## DO THIS
Filter out everything except lines holding "Surf".

--- START OF THE RECORDS ---

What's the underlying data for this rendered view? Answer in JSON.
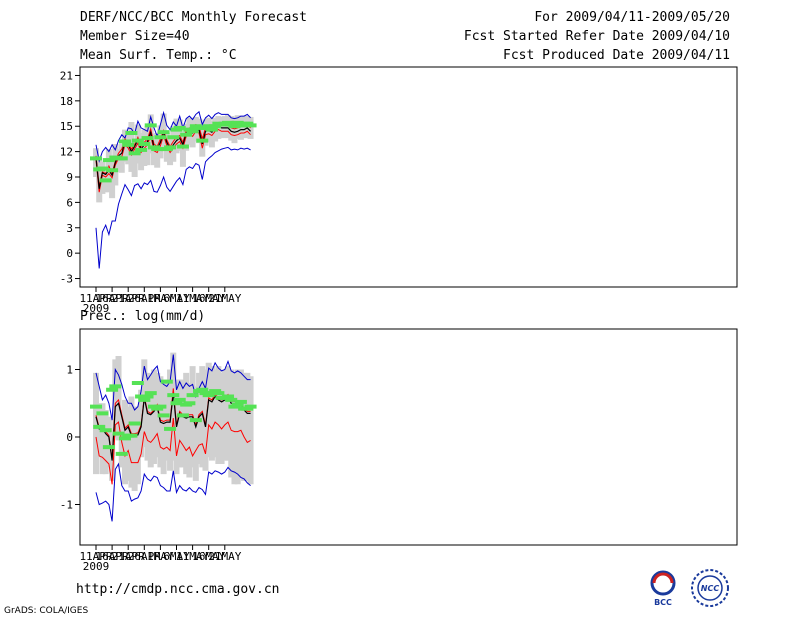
{
  "header": {
    "title": "DERF/NCC/BCC Monthly Forecast",
    "member_size": "Member Size=40",
    "variable": "Mean Surf. Temp.: °C",
    "period": "For 2009/04/11-2009/05/20",
    "started": "Fcst Started Refer Date 2009/04/10",
    "produced": "Fcst Produced Date 2009/04/11"
  },
  "footer": {
    "url": "http://cmdp.ncc.cma.gov.cn",
    "grads": "GrADS: COLA/IGES",
    "logo_left": "BCC",
    "logo_right": "NCC"
  },
  "colors": {
    "box": "#d0d0d0",
    "median": "#55e255",
    "mean": "#000000",
    "inner": "#ff0000",
    "outer": "#0000cc"
  },
  "chart_data": [
    {
      "type": "line",
      "title": "Mean Surf. Temp.: °C",
      "x_ticks": [
        "11APR",
        "16APR",
        "21APR",
        "26APR",
        "1MAY",
        "6MAY",
        "11MAY",
        "16MAY",
        "21MAY"
      ],
      "x_sublabel": "2009",
      "ylim": [
        -4,
        22
      ],
      "y_ticks": [
        -3,
        0,
        3,
        6,
        9,
        12,
        15,
        18,
        21
      ],
      "day_start": "2009-04-11",
      "series": [
        {
          "name": "mean",
          "color": "#000000",
          "values": [
            11.3,
            7.6,
            9.5,
            9.3,
            9.8,
            9.2,
            10.7,
            11.5,
            11.8,
            13.2,
            12.8,
            12.0,
            12.6,
            13.4,
            12.3,
            12.8,
            13.2,
            14.3,
            12.5,
            12.3,
            13.1,
            14.3,
            13.1,
            12.3,
            12.8,
            13.3,
            13.6,
            12.8,
            14.2,
            14.5,
            14.2,
            14.8,
            14.6,
            12.9,
            14.4,
            14.5,
            14.3,
            14.8,
            15.0,
            14.8,
            14.8,
            14.8,
            14.4,
            14.3,
            14.4,
            14.6,
            14.6,
            14.8,
            14.4
          ]
        },
        {
          "name": "upper",
          "color": "#ff0000",
          "values": [
            11.5,
            8.0,
            9.6,
            9.4,
            10.3,
            9.4,
            10.9,
            11.8,
            12.3,
            13.5,
            13.1,
            12.3,
            12.8,
            13.7,
            12.6,
            13.1,
            13.5,
            14.7,
            12.9,
            12.6,
            13.5,
            14.5,
            13.4,
            12.6,
            13.2,
            13.7,
            13.9,
            13.1,
            14.5,
            14.8,
            14.5,
            15.2,
            15.0,
            13.5,
            14.8,
            14.9,
            14.6,
            15.2,
            15.4,
            15.2,
            15.2,
            15.2,
            14.8,
            14.7,
            14.8,
            15.0,
            15.0,
            15.2,
            14.8
          ]
        },
        {
          "name": "lower",
          "color": "#ff0000",
          "values": [
            11.0,
            7.2,
            9.2,
            9.0,
            9.4,
            8.9,
            10.4,
            11.2,
            11.4,
            12.8,
            12.4,
            11.6,
            12.3,
            13.0,
            11.9,
            12.4,
            12.8,
            13.9,
            12.1,
            11.9,
            12.7,
            13.9,
            12.7,
            11.9,
            12.4,
            12.9,
            13.2,
            12.4,
            13.8,
            14.1,
            13.8,
            14.4,
            14.2,
            12.4,
            14.0,
            14.1,
            13.9,
            14.4,
            14.6,
            14.4,
            14.4,
            14.4,
            14.0,
            13.9,
            14.0,
            14.2,
            14.2,
            14.4,
            14.0
          ]
        },
        {
          "name": "max",
          "color": "#0000cc",
          "values": [
            12.8,
            10.9,
            12.0,
            12.5,
            12.0,
            12.8,
            12.2,
            13.3,
            14.0,
            13.6,
            14.8,
            14.7,
            14.1,
            15.6,
            14.8,
            14.6,
            14.4,
            16.1,
            14.8,
            13.8,
            15.2,
            16.6,
            15.1,
            14.6,
            15.5,
            15.0,
            16.2,
            14.8,
            15.9,
            16.2,
            15.8,
            16.4,
            16.7,
            15.2,
            16.0,
            16.3,
            15.9,
            16.4,
            16.6,
            16.4,
            16.4,
            16.4,
            16.0,
            15.9,
            16.0,
            16.2,
            16.2,
            16.4,
            16.0
          ]
        },
        {
          "name": "min",
          "color": "#0000cc",
          "values": [
            3.0,
            -1.8,
            2.5,
            3.3,
            2.2,
            3.8,
            3.8,
            5.8,
            7.0,
            8.1,
            7.5,
            6.8,
            8.0,
            8.2,
            7.6,
            8.3,
            8.1,
            8.6,
            7.3,
            7.2,
            8.0,
            9.0,
            7.8,
            7.3,
            7.9,
            8.5,
            8.9,
            8.1,
            9.9,
            10.2,
            10.0,
            10.6,
            10.4,
            8.7,
            10.8,
            11.2,
            11.5,
            11.9,
            12.1,
            12.3,
            12.4,
            12.5,
            12.2,
            12.3,
            12.2,
            12.4,
            12.3,
            12.4,
            12.2
          ]
        },
        {
          "name": "ensemble-median",
          "color": "#55e255",
          "marker": "bar",
          "values": [
            11.2,
            9.9,
            10.0,
            8.6,
            11.0,
            9.8,
            11.3,
            11.2,
            11.2,
            13.2,
            12.8,
            14.2,
            11.8,
            13.3,
            12.2,
            12.9,
            13.6,
            15.1,
            12.5,
            12.3,
            13.7,
            14.3,
            12.3,
            12.5,
            13.7,
            14.6,
            14.8,
            12.6,
            14.0,
            14.6,
            14.4,
            15.0,
            14.8,
            13.3,
            14.8,
            15.0,
            14.6,
            15.0,
            15.3,
            15.2,
            15.3,
            15.4,
            15.2,
            15.0,
            15.4,
            15.1,
            15.3,
            15.3,
            15.1
          ]
        },
        {
          "name": "box-top",
          "color": "#d0d0d0",
          "values": [
            12.4,
            11.3,
            10.8,
            10.2,
            12.3,
            11.4,
            12.9,
            12.3,
            12.9,
            14.6,
            14.0,
            15.5,
            13.1,
            15.2,
            14.2,
            14.6,
            15.0,
            16.4,
            14.1,
            14.2,
            15.1,
            16.5,
            14.2,
            13.8,
            15.0,
            15.9,
            15.8,
            14.0,
            15.3,
            16.0,
            15.7,
            16.1,
            15.9,
            14.8,
            15.8,
            16.0,
            15.6,
            16.0,
            16.2,
            16.1,
            16.2,
            16.3,
            16.2,
            16.1,
            16.3,
            16.1,
            16.2,
            16.2,
            16.1
          ]
        },
        {
          "name": "box-bottom",
          "color": "#d0d0d0",
          "values": [
            9.0,
            6.0,
            7.0,
            7.2,
            7.2,
            6.5,
            8.0,
            9.6,
            9.5,
            10.8,
            10.5,
            9.6,
            9.0,
            10.6,
            9.8,
            10.3,
            10.4,
            11.8,
            10.4,
            10.1,
            11.2,
            12.1,
            10.8,
            10.4,
            10.8,
            11.8,
            12.1,
            10.2,
            12.1,
            12.8,
            12.5,
            13.2,
            13.0,
            11.4,
            12.7,
            13.1,
            12.5,
            13.2,
            13.5,
            13.6,
            13.6,
            13.6,
            13.3,
            13.0,
            13.5,
            13.4,
            13.6,
            13.6,
            13.5
          ]
        }
      ]
    },
    {
      "type": "line",
      "title": "Prec.: log(mm/d)",
      "x_ticks": [
        "11APR",
        "16APR",
        "21APR",
        "26APR",
        "1MAY",
        "6MAY",
        "11MAY",
        "16MAY",
        "21MAY"
      ],
      "x_sublabel": "2009",
      "ylim": [
        -1.6,
        1.6
      ],
      "y_ticks": [
        -1,
        0,
        1
      ],
      "day_start": "2009-04-11",
      "series": [
        {
          "name": "mean",
          "color": "#000000",
          "values": [
            0.3,
            0.12,
            0.12,
            0.05,
            0.0,
            -0.35,
            0.45,
            0.5,
            0.3,
            0.1,
            0.15,
            0.02,
            0.02,
            0.03,
            0.15,
            0.58,
            0.35,
            0.33,
            0.38,
            0.45,
            0.22,
            0.2,
            0.22,
            0.22,
            0.65,
            0.15,
            0.35,
            0.3,
            0.28,
            0.3,
            0.3,
            0.15,
            0.3,
            0.35,
            0.15,
            0.55,
            0.52,
            0.6,
            0.55,
            0.52,
            0.55,
            0.6,
            0.5,
            0.5,
            0.48,
            0.48,
            0.4,
            0.35,
            0.35
          ]
        },
        {
          "name": "upper",
          "color": "#ff0000",
          "values": [
            0.32,
            0.14,
            0.15,
            0.08,
            0.02,
            -0.32,
            0.5,
            0.55,
            0.33,
            0.13,
            0.18,
            0.05,
            0.05,
            0.06,
            0.18,
            0.6,
            0.38,
            0.35,
            0.4,
            0.48,
            0.25,
            0.23,
            0.25,
            0.25,
            0.72,
            0.18,
            0.38,
            0.33,
            0.3,
            0.33,
            0.33,
            0.18,
            0.33,
            0.38,
            0.18,
            0.58,
            0.55,
            0.63,
            0.58,
            0.55,
            0.58,
            0.63,
            0.53,
            0.53,
            0.5,
            0.5,
            0.42,
            0.38,
            0.38
          ]
        },
        {
          "name": "lower",
          "color": "#ff0000",
          "values": [
            0.0,
            -0.28,
            -0.3,
            -0.35,
            -0.4,
            -0.7,
            0.18,
            0.22,
            -0.08,
            -0.28,
            -0.2,
            -0.38,
            -0.38,
            -0.38,
            -0.25,
            0.08,
            -0.05,
            -0.08,
            -0.02,
            0.05,
            -0.15,
            -0.18,
            -0.15,
            -0.2,
            0.28,
            -0.28,
            -0.05,
            -0.12,
            -0.2,
            -0.15,
            -0.28,
            -0.2,
            -0.12,
            -0.1,
            -0.25,
            0.18,
            0.12,
            0.22,
            0.18,
            0.12,
            0.18,
            0.22,
            0.1,
            0.08,
            0.08,
            0.1,
            0.0,
            -0.08,
            -0.05
          ]
        },
        {
          "name": "max",
          "color": "#0000cc",
          "values": [
            0.95,
            0.75,
            0.55,
            0.62,
            0.5,
            0.25,
            1.0,
            0.92,
            0.78,
            0.6,
            0.5,
            0.5,
            0.4,
            0.45,
            0.68,
            1.05,
            0.85,
            0.92,
            1.0,
            1.05,
            0.82,
            0.78,
            0.75,
            0.82,
            1.22,
            0.7,
            0.82,
            0.72,
            0.8,
            0.75,
            0.78,
            0.6,
            0.72,
            0.82,
            0.72,
            1.02,
            0.98,
            1.1,
            1.02,
            0.98,
            1.0,
            1.12,
            0.98,
            0.95,
            0.98,
            0.95,
            0.9,
            0.85,
            0.85
          ]
        },
        {
          "name": "min",
          "color": "#0000cc",
          "values": [
            -0.82,
            -1.0,
            -0.98,
            -0.95,
            -1.0,
            -1.25,
            -0.48,
            -0.4,
            -0.72,
            -0.8,
            -0.8,
            -0.95,
            -0.92,
            -0.9,
            -0.8,
            -0.55,
            -0.62,
            -0.65,
            -0.58,
            -0.6,
            -0.72,
            -0.75,
            -0.8,
            -0.8,
            -0.5,
            -0.82,
            -0.72,
            -0.78,
            -0.8,
            -0.75,
            -0.8,
            -0.82,
            -0.75,
            -0.78,
            -0.85,
            -0.52,
            -0.55,
            -0.5,
            -0.52,
            -0.55,
            -0.52,
            -0.45,
            -0.5,
            -0.52,
            -0.55,
            -0.6,
            -0.62,
            -0.68,
            -0.72
          ]
        },
        {
          "name": "ensemble-median",
          "color": "#55e255",
          "marker": "bar",
          "values": [
            0.45,
            0.15,
            0.35,
            0.1,
            -0.15,
            0.7,
            0.75,
            0.05,
            -0.25,
            -0.02,
            0.02,
            0.02,
            0.2,
            0.8,
            0.6,
            0.55,
            0.6,
            0.65,
            0.45,
            0.42,
            0.45,
            0.32,
            0.82,
            0.12,
            0.62,
            0.5,
            0.55,
            0.32,
            0.48,
            0.5,
            0.62,
            0.25,
            0.68,
            0.7,
            0.65,
            0.62,
            0.65,
            0.68,
            0.65,
            0.58,
            0.58,
            0.6,
            0.55,
            0.45,
            0.48,
            0.52,
            0.42,
            0.42,
            0.45
          ]
        },
        {
          "name": "box-top",
          "color": "#d0d0d0",
          "values": [
            0.95,
            0.5,
            0.5,
            0.4,
            0.3,
            0.05,
            1.15,
            1.2,
            0.4,
            0.55,
            0.45,
            0.6,
            0.45,
            0.45,
            0.7,
            1.15,
            0.95,
            0.9,
            1.0,
            0.95,
            0.9,
            0.85,
            0.85,
            1.0,
            1.25,
            0.85,
            0.85,
            0.85,
            0.95,
            0.8,
            1.05,
            0.75,
            0.95,
            1.05,
            1.0,
            1.1,
            1.05,
            1.0,
            1.05,
            0.95,
            1.0,
            1.05,
            1.0,
            0.95,
            1.0,
            1.0,
            0.95,
            0.95,
            0.9
          ]
        },
        {
          "name": "box-bottom",
          "color": "#d0d0d0",
          "values": [
            -0.55,
            -0.3,
            -0.55,
            -0.55,
            -0.45,
            -0.65,
            0.0,
            -0.05,
            -0.45,
            -0.7,
            -0.65,
            -0.75,
            -0.8,
            -0.7,
            -0.3,
            -0.15,
            -0.35,
            -0.45,
            -0.4,
            -0.3,
            -0.45,
            -0.55,
            -0.35,
            -0.5,
            -0.35,
            -0.55,
            -0.45,
            -0.45,
            -0.55,
            -0.6,
            -0.45,
            -0.65,
            -0.4,
            -0.45,
            -0.5,
            -0.3,
            -0.35,
            -0.3,
            -0.4,
            -0.4,
            -0.35,
            -0.35,
            -0.6,
            -0.7,
            -0.7,
            -0.6,
            -0.65,
            -0.65,
            -0.7
          ]
        }
      ]
    }
  ]
}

--- END OF THE RECORDS ---

## CORRECT RESPONSE
    "variable": "Mean Surf. Temp.: °C",
      "title": "Mean Surf. Temp.: °C",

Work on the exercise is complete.